** Opening Exercise text block **

Precision medicine development is on the rise. These drugs, which target specific genetic, molecular and cellular markers and provide patients with personalized and targeted treatments, are highly attractive targets for drug developers. They offer great promise for good patient outcomes, particularly in oncology.
But precision medicine development can pose significant challenges as well: getting to a successful regulatory approval requires sponsor companies to embrace many new technologies and systems during the development process. Is your company ready to compete on this new playing field?
Manufacturers are beginning to realize the promise of precision medicines, translating to direct benefit to patients.
“In the past five years, we’ve seen a sharp increase in the number of trials designed with a precision medicine approach,” says Anita Nelsen, vice president, Translational Medicine at Parexel. In 2018, she notes, about one of every four drugs approved by the FDA was a precision medicine therapy, a record high number. “That is the most approvals to date, and we expect it will continue to increase.”

** Closing Exercise text block **

#### Your objective:
Decide whether each statement agrees with the precision medicine passage above, answering yes or no and quoting the words from it that settle the matter: (a) In 2018, roughly one in four drugs approved by the FDA was a precision medicine therapy. (b) Precision medicine development presents no notable challenges for sponsor companies. (c) The passage singles out cardiology as the field where precision medicines hold particular promise.

** Opening Supplied entries block **

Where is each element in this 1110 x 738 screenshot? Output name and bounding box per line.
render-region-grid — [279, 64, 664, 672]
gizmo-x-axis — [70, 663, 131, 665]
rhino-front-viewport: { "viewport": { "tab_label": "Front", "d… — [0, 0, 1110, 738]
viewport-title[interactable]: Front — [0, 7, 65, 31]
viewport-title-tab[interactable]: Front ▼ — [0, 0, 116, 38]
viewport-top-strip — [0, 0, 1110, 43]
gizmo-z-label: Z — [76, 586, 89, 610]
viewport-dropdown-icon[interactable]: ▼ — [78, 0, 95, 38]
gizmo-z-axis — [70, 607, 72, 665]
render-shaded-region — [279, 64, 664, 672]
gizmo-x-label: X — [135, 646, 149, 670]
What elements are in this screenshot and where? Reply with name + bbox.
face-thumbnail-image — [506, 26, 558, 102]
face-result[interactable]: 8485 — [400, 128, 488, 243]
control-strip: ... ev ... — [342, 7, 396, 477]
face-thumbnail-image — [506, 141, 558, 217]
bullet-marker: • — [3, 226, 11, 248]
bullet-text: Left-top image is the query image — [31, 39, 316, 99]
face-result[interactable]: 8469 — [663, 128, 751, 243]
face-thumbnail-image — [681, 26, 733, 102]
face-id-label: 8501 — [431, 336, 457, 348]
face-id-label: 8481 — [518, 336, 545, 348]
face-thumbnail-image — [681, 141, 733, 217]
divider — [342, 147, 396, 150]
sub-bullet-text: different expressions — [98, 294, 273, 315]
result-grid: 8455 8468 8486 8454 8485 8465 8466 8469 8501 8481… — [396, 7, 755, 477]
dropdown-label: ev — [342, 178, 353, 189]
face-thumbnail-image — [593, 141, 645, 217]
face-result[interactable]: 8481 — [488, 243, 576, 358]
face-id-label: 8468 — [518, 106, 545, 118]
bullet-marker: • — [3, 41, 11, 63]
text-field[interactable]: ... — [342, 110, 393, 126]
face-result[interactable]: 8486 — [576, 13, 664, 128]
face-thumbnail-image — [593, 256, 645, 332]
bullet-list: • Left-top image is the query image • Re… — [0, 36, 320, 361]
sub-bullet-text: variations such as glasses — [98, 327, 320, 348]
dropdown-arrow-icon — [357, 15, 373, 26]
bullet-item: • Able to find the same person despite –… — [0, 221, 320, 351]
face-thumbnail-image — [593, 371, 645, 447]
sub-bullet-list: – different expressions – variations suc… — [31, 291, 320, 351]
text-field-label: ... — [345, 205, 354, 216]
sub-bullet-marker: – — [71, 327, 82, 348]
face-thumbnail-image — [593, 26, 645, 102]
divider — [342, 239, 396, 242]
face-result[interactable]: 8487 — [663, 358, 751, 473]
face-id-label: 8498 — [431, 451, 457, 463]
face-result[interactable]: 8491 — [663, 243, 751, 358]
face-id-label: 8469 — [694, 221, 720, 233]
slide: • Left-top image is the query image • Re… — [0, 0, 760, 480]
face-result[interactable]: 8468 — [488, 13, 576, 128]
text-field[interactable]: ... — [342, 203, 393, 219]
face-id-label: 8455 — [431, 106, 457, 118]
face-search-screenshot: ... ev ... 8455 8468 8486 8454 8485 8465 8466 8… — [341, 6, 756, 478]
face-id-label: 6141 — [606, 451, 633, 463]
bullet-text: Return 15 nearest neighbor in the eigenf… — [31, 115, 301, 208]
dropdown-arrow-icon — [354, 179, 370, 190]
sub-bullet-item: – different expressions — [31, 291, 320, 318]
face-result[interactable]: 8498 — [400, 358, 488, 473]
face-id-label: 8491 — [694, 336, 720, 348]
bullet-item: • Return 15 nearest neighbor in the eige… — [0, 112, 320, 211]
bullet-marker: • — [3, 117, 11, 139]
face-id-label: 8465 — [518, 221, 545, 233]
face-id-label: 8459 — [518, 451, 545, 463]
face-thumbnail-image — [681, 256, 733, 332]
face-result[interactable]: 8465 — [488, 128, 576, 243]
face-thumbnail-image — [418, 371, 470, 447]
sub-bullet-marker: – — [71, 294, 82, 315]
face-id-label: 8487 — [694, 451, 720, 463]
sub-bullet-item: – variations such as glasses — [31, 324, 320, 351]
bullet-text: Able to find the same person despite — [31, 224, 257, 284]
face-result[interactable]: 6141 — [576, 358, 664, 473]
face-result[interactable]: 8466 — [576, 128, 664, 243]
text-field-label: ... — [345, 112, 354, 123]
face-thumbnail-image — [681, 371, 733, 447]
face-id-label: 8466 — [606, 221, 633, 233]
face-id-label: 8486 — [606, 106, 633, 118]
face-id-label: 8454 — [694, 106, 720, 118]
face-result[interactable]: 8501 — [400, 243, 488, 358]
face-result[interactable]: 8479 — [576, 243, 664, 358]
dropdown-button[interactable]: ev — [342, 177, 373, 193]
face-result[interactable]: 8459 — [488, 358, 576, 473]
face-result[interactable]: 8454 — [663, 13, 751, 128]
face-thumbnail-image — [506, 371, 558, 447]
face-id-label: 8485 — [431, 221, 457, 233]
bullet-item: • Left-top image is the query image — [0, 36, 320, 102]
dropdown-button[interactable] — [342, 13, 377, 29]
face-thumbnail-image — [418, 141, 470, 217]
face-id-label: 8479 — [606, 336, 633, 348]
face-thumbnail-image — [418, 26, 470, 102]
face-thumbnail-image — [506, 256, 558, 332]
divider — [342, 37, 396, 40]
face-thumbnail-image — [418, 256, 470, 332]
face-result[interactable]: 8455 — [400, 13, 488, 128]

** Closing Supplied entries block **

#### Answer below:
(a) Yes: "about one of every four drugs approved by the FDA was a precision medicine therapy"
(b) No: "precision medicine development can pose significant challenges as well"
(c) No: "particularly in oncology"